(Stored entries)

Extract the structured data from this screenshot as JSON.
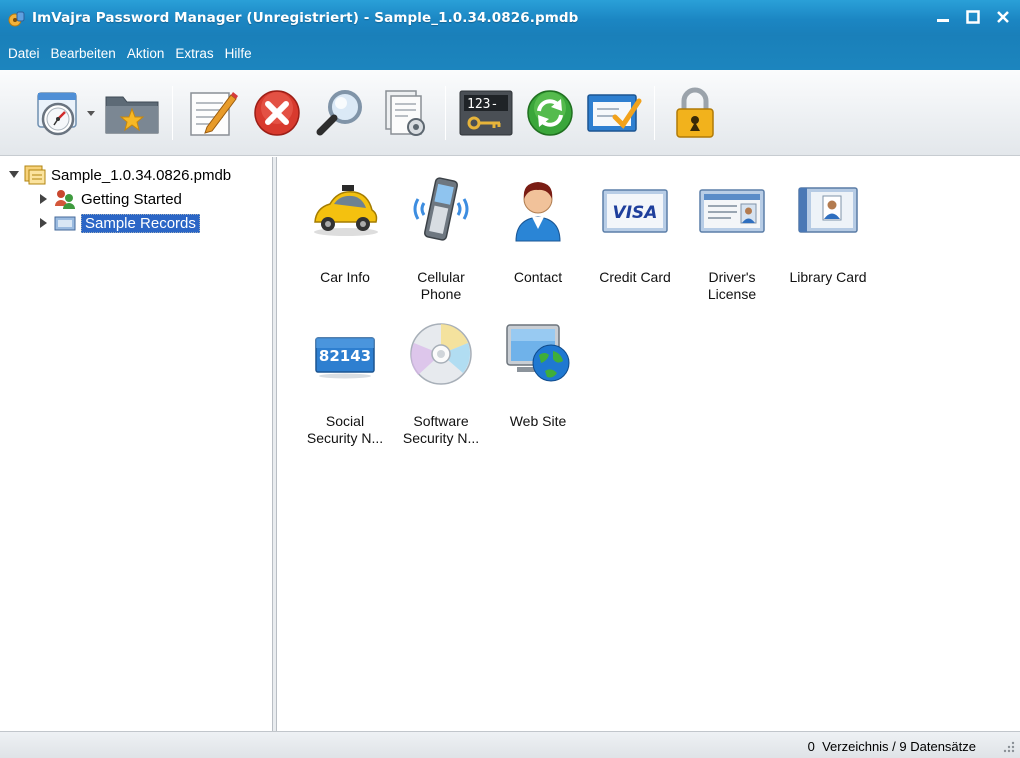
{
  "window": {
    "title": "ImVajra Password Manager (Unregistriert) - Sample_1.0.34.0826.pmdb",
    "controls": [
      "minimize-icon",
      "maximize-icon",
      "close-icon"
    ]
  },
  "menu": {
    "items": [
      "Datei",
      "Bearbeiten",
      "Aktion",
      "Extras",
      "Hilfe"
    ]
  },
  "toolbar": {
    "buttons": [
      "new-record-icon",
      "favorites-folder-icon",
      "edit-icon",
      "delete-icon",
      "search-icon",
      "preview-icon",
      "password-generator-icon",
      "sync-icon",
      "autofill-icon",
      "lock-icon"
    ]
  },
  "tree": {
    "root": "Sample_1.0.34.0826.pmdb",
    "children": [
      {
        "label": "Getting Started",
        "icon": "users-icon"
      },
      {
        "label": "Sample Records",
        "icon": "records-folder-icon",
        "selected": true
      }
    ]
  },
  "content": {
    "items": [
      {
        "label": "Car Info",
        "icon": "car-icon"
      },
      {
        "label": "Cellular Phone",
        "icon": "cellphone-icon"
      },
      {
        "label": "Contact",
        "icon": "contact-icon"
      },
      {
        "label": "Credit Card",
        "icon": "credit-card-icon",
        "badge": "VISA"
      },
      {
        "label": "Driver's License",
        "icon": "drivers-license-icon"
      },
      {
        "label": "Library Card",
        "icon": "library-card-icon"
      },
      {
        "label": "Social Security N...",
        "icon": "social-security-icon",
        "badge": "82143"
      },
      {
        "label": "Software Security N...",
        "icon": "software-cd-icon"
      },
      {
        "label": "Web Site",
        "icon": "website-globe-icon"
      }
    ]
  },
  "status": {
    "text": "0  Verzeichnis / 9 Datensätze"
  },
  "toolbar_badge": "123-",
  "colors": {
    "titlebar": "#1b86c3",
    "selection": "#2b66c6"
  }
}
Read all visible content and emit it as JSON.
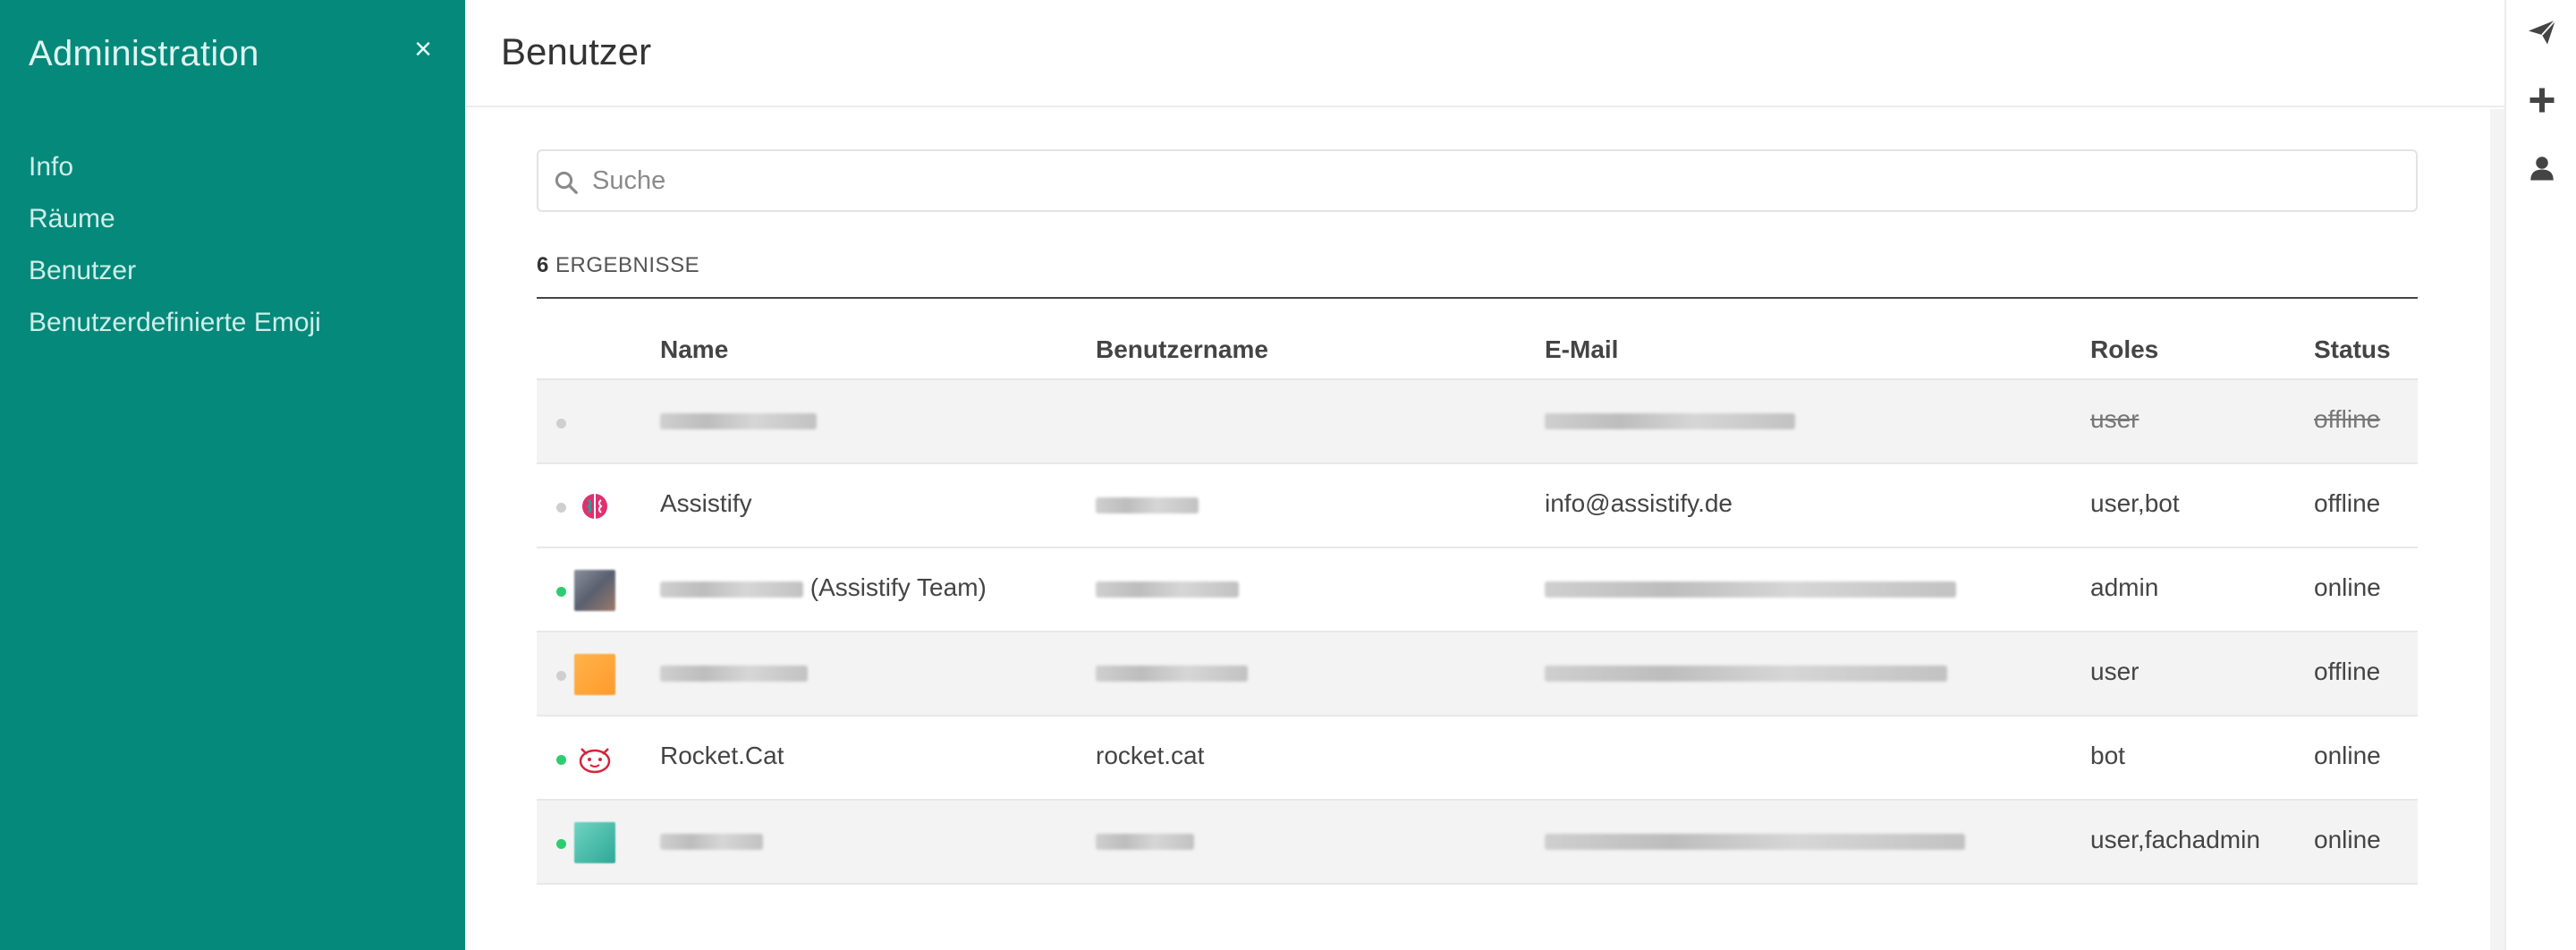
{
  "sidebar": {
    "title": "Administration",
    "close_label": "×",
    "items": [
      {
        "label": "Info"
      },
      {
        "label": "Räume"
      },
      {
        "label": "Benutzer"
      },
      {
        "label": "Benutzerdefinierte Emoji"
      }
    ]
  },
  "header": {
    "title": "Benutzer"
  },
  "search": {
    "placeholder": "Suche",
    "value": ""
  },
  "results": {
    "count": "6",
    "label": "ERGEBNISSE"
  },
  "table": {
    "columns": [
      "Name",
      "Benutzername",
      "E-Mail",
      "Roles",
      "Status"
    ],
    "rows": [
      {
        "status_dot": "offline",
        "avatar": "none",
        "name": "",
        "name_suffix": "",
        "username": "",
        "email": "",
        "roles": "user",
        "status": "offline",
        "deactivated": true
      },
      {
        "status_dot": "offline",
        "avatar": "brain-icon",
        "name": "Assistify",
        "name_suffix": "",
        "username": "",
        "email": "info@assistify.de",
        "roles": "user,bot",
        "status": "offline",
        "deactivated": false
      },
      {
        "status_dot": "online",
        "avatar": "photo",
        "name": "",
        "name_suffix": "(Assistify Team)",
        "username": "",
        "email": "",
        "roles": "admin",
        "status": "online",
        "deactivated": false
      },
      {
        "status_dot": "offline",
        "avatar": "orange-tile",
        "name": "",
        "name_suffix": "",
        "username": "",
        "email": "",
        "roles": "user",
        "status": "offline",
        "deactivated": false
      },
      {
        "status_dot": "online",
        "avatar": "cat-icon",
        "name": "Rocket.Cat",
        "name_suffix": "",
        "username": "rocket.cat",
        "email": "",
        "roles": "bot",
        "status": "online",
        "deactivated": false
      },
      {
        "status_dot": "online",
        "avatar": "teal-tile",
        "name": "",
        "name_suffix": "",
        "username": "",
        "email": "",
        "roles": "user,fachadmin",
        "status": "online",
        "deactivated": false
      }
    ]
  },
  "rail": {
    "icons": [
      "paper-plane-icon",
      "plus-icon",
      "user-icon"
    ]
  },
  "colors": {
    "sidebar": "#04897b",
    "online": "#2ecc71",
    "offline": "#cfcfcf"
  }
}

▶ _What is expected_: Repeat the lines above exactly, and keep every picture out.

▶ _Answer to the task_:
Extract the structured data from this screenshot as JSON.
{
  "window": {
    "title": "ImVajra Password Manager (Unregistriert) - Sample_1.0.34.0826.pmdb",
    "controls": [
      "minimize-icon",
      "maximize-icon",
      "close-icon"
    ]
  },
  "menu": {
    "items": [
      "Datei",
      "Bearbeiten",
      "Aktion",
      "Extras",
      "Hilfe"
    ]
  },
  "toolbar": {
    "buttons": [
      "new-record-icon",
      "favorites-folder-icon",
      "edit-icon",
      "delete-icon",
      "search-icon",
      "preview-icon",
      "password-generator-icon",
      "sync-icon",
      "autofill-icon",
      "lock-icon"
    ]
  },
  "tree": {
    "root": "Sample_1.0.34.0826.pmdb",
    "children": [
      {
        "label": "Getting Started",
        "icon": "users-icon"
      },
      {
        "label": "Sample Records",
        "icon": "records-folder-icon",
        "selected": true
      }
    ]
  },
  "content": {
    "items": [
      {
        "label": "Car Info",
        "icon": "car-icon"
      },
      {
        "label": "Cellular Phone",
        "icon": "cellphone-icon"
      },
      {
        "label": "Contact",
        "icon": "contact-icon"
      },
      {
        "label": "Credit Card",
        "icon": "credit-card-icon",
        "badge": "VISA"
      },
      {
        "label": "Driver's License",
        "icon": "drivers-license-icon"
      },
      {
        "label": "Library Card",
        "icon": "library-card-icon"
      },
      {
        "label": "Social Security N...",
        "icon": "social-security-icon",
        "badge": "82143"
      },
      {
        "label": "Software Security N...",
        "icon": "software-cd-icon"
      },
      {
        "label": "Web Site",
        "icon": "website-globe-icon"
      }
    ]
  },
  "status": {
    "text": "0  Verzeichnis / 9 Datensätze"
  },
  "toolbar_badge": "123-",
  "colors": {
    "titlebar": "#1b86c3",
    "selection": "#2b66c6"
  }
}
Read all visible content and emit it as JSON.
{
  "sidebar": {
    "title": "Administration",
    "close_label": "×",
    "items": [
      {
        "label": "Info"
      },
      {
        "label": "Räume"
      },
      {
        "label": "Benutzer"
      },
      {
        "label": "Benutzerdefinierte Emoji"
      }
    ]
  },
  "header": {
    "title": "Benutzer"
  },
  "search": {
    "placeholder": "Suche",
    "value": ""
  },
  "results": {
    "count": "6",
    "label": "ERGEBNISSE"
  },
  "table": {
    "columns": [
      "Name",
      "Benutzername",
      "E-Mail",
      "Roles",
      "Status"
    ],
    "rows": [
      {
        "status_dot": "offline",
        "avatar": "none",
        "name": "",
        "name_suffix": "",
        "username": "",
        "email": "",
        "roles": "user",
        "status": "offline",
        "deactivated": true
      },
      {
        "status_dot": "offline",
        "avatar": "brain-icon",
        "name": "Assistify",
        "name_suffix": "",
        "username": "",
        "email": "info@assistify.de",
        "roles": "user,bot",
        "status": "offline",
        "deactivated": false
      },
      {
        "status_dot": "online",
        "avatar": "photo",
        "name": "",
        "name_suffix": "(Assistify Team)",
        "username": "",
        "email": "",
        "roles": "admin",
        "status": "online",
        "deactivated": false
      },
      {
        "status_dot": "offline",
        "avatar": "orange-tile",
        "name": "",
        "name_suffix": "",
        "username": "",
        "email": "",
        "roles": "user",
        "status": "offline",
        "deactivated": false
      },
      {
        "status_dot": "online",
        "avatar": "cat-icon",
        "name": "Rocket.Cat",
        "name_suffix": "",
        "username": "rocket.cat",
        "email": "",
        "roles": "bot",
        "status": "online",
        "deactivated": false
      },
      {
        "status_dot": "online",
        "avatar": "teal-tile",
        "name": "",
        "name_suffix": "",
        "username": "",
        "email": "",
        "roles": "user,fachadmin",
        "status": "online",
        "deactivated": false
      }
    ]
  },
  "rail": {
    "icons": [
      "paper-plane-icon",
      "plus-icon",
      "user-icon"
    ]
  },
  "colors": {
    "sidebar": "#04897b",
    "online": "#2ecc71",
    "offline": "#cfcfcf"
  }
}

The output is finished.